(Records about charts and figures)
....................
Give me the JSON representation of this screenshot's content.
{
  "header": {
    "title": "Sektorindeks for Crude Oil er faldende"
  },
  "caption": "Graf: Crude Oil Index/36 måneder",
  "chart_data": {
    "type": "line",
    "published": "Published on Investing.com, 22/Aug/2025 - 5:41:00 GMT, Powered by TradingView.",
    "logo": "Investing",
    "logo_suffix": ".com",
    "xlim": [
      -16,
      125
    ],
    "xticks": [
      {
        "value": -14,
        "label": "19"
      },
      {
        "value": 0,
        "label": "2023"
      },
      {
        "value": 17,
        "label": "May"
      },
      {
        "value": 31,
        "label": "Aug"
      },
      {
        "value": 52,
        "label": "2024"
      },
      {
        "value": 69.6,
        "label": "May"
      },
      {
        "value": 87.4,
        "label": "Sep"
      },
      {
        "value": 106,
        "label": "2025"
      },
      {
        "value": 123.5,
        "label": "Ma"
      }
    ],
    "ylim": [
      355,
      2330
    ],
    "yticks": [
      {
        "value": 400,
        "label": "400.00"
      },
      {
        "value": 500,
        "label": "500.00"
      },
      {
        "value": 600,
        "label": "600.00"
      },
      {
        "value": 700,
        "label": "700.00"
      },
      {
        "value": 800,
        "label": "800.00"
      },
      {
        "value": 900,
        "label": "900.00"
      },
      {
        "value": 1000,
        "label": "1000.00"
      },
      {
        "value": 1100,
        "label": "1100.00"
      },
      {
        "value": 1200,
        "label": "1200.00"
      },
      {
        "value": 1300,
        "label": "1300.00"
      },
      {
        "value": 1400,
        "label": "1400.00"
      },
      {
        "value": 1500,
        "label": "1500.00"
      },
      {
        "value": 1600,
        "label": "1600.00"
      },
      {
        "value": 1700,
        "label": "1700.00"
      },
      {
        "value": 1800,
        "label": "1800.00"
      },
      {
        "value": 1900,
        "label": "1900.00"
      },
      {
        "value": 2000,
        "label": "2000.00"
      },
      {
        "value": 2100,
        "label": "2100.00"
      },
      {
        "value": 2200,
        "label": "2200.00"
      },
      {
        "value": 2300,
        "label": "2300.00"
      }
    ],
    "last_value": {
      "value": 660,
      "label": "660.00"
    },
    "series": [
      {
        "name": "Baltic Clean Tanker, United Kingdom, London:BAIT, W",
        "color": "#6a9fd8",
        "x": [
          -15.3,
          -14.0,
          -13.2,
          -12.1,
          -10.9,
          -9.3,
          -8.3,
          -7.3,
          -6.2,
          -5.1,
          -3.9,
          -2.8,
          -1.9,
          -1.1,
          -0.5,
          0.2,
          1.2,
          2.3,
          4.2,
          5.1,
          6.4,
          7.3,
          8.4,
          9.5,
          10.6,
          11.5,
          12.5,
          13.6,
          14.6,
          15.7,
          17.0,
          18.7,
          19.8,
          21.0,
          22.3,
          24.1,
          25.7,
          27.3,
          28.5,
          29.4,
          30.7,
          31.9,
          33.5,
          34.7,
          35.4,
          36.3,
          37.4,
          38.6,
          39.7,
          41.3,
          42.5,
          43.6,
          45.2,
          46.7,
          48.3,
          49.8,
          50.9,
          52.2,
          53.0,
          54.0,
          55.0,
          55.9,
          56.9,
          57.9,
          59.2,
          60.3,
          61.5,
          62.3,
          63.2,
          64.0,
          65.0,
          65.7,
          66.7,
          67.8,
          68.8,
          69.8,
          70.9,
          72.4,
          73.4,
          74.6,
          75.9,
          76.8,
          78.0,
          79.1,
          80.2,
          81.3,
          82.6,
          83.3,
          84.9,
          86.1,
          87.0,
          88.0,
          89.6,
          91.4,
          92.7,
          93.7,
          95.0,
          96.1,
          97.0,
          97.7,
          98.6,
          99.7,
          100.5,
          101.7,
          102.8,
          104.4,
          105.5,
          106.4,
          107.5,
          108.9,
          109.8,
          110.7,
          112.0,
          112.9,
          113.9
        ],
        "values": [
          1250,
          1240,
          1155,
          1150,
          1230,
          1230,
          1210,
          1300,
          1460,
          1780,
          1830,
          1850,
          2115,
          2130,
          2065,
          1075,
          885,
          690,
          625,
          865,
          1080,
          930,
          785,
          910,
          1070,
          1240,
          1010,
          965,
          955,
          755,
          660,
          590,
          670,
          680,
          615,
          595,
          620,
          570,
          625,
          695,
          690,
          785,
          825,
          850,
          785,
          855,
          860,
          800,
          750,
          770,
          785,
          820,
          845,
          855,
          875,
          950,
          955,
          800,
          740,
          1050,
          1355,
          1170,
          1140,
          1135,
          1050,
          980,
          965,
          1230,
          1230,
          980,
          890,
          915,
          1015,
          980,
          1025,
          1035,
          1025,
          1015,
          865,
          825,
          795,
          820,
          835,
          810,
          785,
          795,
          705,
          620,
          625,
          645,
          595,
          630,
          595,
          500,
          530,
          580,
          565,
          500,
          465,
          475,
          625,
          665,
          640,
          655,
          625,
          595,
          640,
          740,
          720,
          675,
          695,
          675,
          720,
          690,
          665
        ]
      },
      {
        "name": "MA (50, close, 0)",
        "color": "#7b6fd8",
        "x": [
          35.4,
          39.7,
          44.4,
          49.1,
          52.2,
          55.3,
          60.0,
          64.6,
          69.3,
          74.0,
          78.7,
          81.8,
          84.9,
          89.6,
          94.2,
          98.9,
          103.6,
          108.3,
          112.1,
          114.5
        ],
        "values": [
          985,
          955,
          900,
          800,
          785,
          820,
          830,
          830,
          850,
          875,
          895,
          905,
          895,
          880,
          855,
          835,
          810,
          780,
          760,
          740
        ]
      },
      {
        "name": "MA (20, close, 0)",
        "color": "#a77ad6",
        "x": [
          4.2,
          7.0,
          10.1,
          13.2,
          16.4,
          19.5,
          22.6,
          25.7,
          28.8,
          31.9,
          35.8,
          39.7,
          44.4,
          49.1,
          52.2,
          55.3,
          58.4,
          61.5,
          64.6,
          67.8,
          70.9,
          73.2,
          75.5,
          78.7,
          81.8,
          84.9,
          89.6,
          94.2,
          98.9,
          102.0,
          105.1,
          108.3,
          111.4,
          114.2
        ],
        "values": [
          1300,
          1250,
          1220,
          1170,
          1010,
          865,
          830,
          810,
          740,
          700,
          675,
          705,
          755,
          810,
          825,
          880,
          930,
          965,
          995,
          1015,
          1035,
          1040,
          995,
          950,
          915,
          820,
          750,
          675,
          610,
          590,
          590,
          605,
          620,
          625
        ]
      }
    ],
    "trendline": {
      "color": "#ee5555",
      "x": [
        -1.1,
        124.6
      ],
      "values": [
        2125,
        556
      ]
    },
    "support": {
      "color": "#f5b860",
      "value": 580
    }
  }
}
....................
Print the records once more, exactly as they were given.

Give me the JSON representation of this screenshot's content.
{
  "header": {
    "title": "Sektorindeks for Crude Oil er faldende"
  },
  "caption": "Graf: Crude Oil Index/36 måneder",
  "chart_data": {
    "type": "line",
    "published": "Published on Investing.com, 22/Aug/2025 - 5:41:00 GMT, Powered by TradingView.",
    "logo": "Investing",
    "logo_suffix": ".com",
    "xlim": [
      -16,
      125
    ],
    "xticks": [
      {
        "value": -14,
        "label": "19"
      },
      {
        "value": 0,
        "label": "2023"
      },
      {
        "value": 17,
        "label": "May"
      },
      {
        "value": 31,
        "label": "Aug"
      },
      {
        "value": 52,
        "label": "2024"
      },
      {
        "value": 69.6,
        "label": "May"
      },
      {
        "value": 87.4,
        "label": "Sep"
      },
      {
        "value": 106,
        "label": "2025"
      },
      {
        "value": 123.5,
        "label": "Ma"
      }
    ],
    "ylim": [
      355,
      2330
    ],
    "yticks": [
      {
        "value": 400,
        "label": "400.00"
      },
      {
        "value": 500,
        "label": "500.00"
      },
      {
        "value": 600,
        "label": "600.00"
      },
      {
        "value": 700,
        "label": "700.00"
      },
      {
        "value": 800,
        "label": "800.00"
      },
      {
        "value": 900,
        "label": "900.00"
      },
      {
        "value": 1000,
        "label": "1000.00"
      },
      {
        "value": 1100,
        "label": "1100.00"
      },
      {
        "value": 1200,
        "label": "1200.00"
      },
      {
        "value": 1300,
        "label": "1300.00"
      },
      {
        "value": 1400,
        "label": "1400.00"
      },
      {
        "value": 1500,
        "label": "1500.00"
      },
      {
        "value": 1600,
        "label": "1600.00"
      },
      {
        "value": 1700,
        "label": "1700.00"
      },
      {
        "value": 1800,
        "label": "1800.00"
      },
      {
        "value": 1900,
        "label": "1900.00"
      },
      {
        "value": 2000,
        "label": "2000.00"
      },
      {
        "value": 2100,
        "label": "2100.00"
      },
      {
        "value": 2200,
        "label": "2200.00"
      },
      {
        "value": 2300,
        "label": "2300.00"
      }
    ],
    "last_value": {
      "value": 660,
      "label": "660.00"
    },
    "series": [
      {
        "name": "Baltic Clean Tanker, United Kingdom, London:BAIT, W",
        "color": "#6a9fd8",
        "x": [
          -15.3,
          -14.0,
          -13.2,
          -12.1,
          -10.9,
          -9.3,
          -8.3,
          -7.3,
          -6.2,
          -5.1,
          -3.9,
          -2.8,
          -1.9,
          -1.1,
          -0.5,
          0.2,
          1.2,
          2.3,
          4.2,
          5.1,
          6.4,
          7.3,
          8.4,
          9.5,
          10.6,
          11.5,
          12.5,
          13.6,
          14.6,
          15.7,
          17.0,
          18.7,
          19.8,
          21.0,
          22.3,
          24.1,
          25.7,
          27.3,
          28.5,
          29.4,
          30.7,
          31.9,
          33.5,
          34.7,
          35.4,
          36.3,
          37.4,
          38.6,
          39.7,
          41.3,
          42.5,
          43.6,
          45.2,
          46.7,
          48.3,
          49.8,
          50.9,
          52.2,
          53.0,
          54.0,
          55.0,
          55.9,
          56.9,
          57.9,
          59.2,
          60.3,
          61.5,
          62.3,
          63.2,
          64.0,
          65.0,
          65.7,
          66.7,
          67.8,
          68.8,
          69.8,
          70.9,
          72.4,
          73.4,
          74.6,
          75.9,
          76.8,
          78.0,
          79.1,
          80.2,
          81.3,
          82.6,
          83.3,
          84.9,
          86.1,
          87.0,
          88.0,
          89.6,
          91.4,
          92.7,
          93.7,
          95.0,
          96.1,
          97.0,
          97.7,
          98.6,
          99.7,
          100.5,
          101.7,
          102.8,
          104.4,
          105.5,
          106.4,
          107.5,
          108.9,
          109.8,
          110.7,
          112.0,
          112.9,
          113.9
        ],
        "values": [
          1250,
          1240,
          1155,
          1150,
          1230,
          1230,
          1210,
          1300,
          1460,
          1780,
          1830,
          1850,
          2115,
          2130,
          2065,
          1075,
          885,
          690,
          625,
          865,
          1080,
          930,
          785,
          910,
          1070,
          1240,
          1010,
          965,
          955,
          755,
          660,
          590,
          670,
          680,
          615,
          595,
          620,
          570,
          625,
          695,
          690,
          785,
          825,
          850,
          785,
          855,
          860,
          800,
          750,
          770,
          785,
          820,
          845,
          855,
          875,
          950,
          955,
          800,
          740,
          1050,
          1355,
          1170,
          1140,
          1135,
          1050,
          980,
          965,
          1230,
          1230,
          980,
          890,
          915,
          1015,
          980,
          1025,
          1035,
          1025,
          1015,
          865,
          825,
          795,
          820,
          835,
          810,
          785,
          795,
          705,
          620,
          625,
          645,
          595,
          630,
          595,
          500,
          530,
          580,
          565,
          500,
          465,
          475,
          625,
          665,
          640,
          655,
          625,
          595,
          640,
          740,
          720,
          675,
          695,
          675,
          720,
          690,
          665
        ]
      },
      {
        "name": "MA (50, close, 0)",
        "color": "#7b6fd8",
        "x": [
          35.4,
          39.7,
          44.4,
          49.1,
          52.2,
          55.3,
          60.0,
          64.6,
          69.3,
          74.0,
          78.7,
          81.8,
          84.9,
          89.6,
          94.2,
          98.9,
          103.6,
          108.3,
          112.1,
          114.5
        ],
        "values": [
          985,
          955,
          900,
          800,
          785,
          820,
          830,
          830,
          850,
          875,
          895,
          905,
          895,
          880,
          855,
          835,
          810,
          780,
          760,
          740
        ]
      },
      {
        "name": "MA (20, close, 0)",
        "color": "#a77ad6",
        "x": [
          4.2,
          7.0,
          10.1,
          13.2,
          16.4,
          19.5,
          22.6,
          25.7,
          28.8,
          31.9,
          35.8,
          39.7,
          44.4,
          49.1,
          52.2,
          55.3,
          58.4,
          61.5,
          64.6,
          67.8,
          70.9,
          73.2,
          75.5,
          78.7,
          81.8,
          84.9,
          89.6,
          94.2,
          98.9,
          102.0,
          105.1,
          108.3,
          111.4,
          114.2
        ],
        "values": [
          1300,
          1250,
          1220,
          1170,
          1010,
          865,
          830,
          810,
          740,
          700,
          675,
          705,
          755,
          810,
          825,
          880,
          930,
          965,
          995,
          1015,
          1035,
          1040,
          995,
          950,
          915,
          820,
          750,
          675,
          610,
          590,
          590,
          605,
          620,
          625
        ]
      }
    ],
    "trendline": {
      "color": "#ee5555",
      "x": [
        -1.1,
        124.6
      ],
      "values": [
        2125,
        556
      ]
    },
    "support": {
      "color": "#f5b860",
      "value": 580
    }
  }
}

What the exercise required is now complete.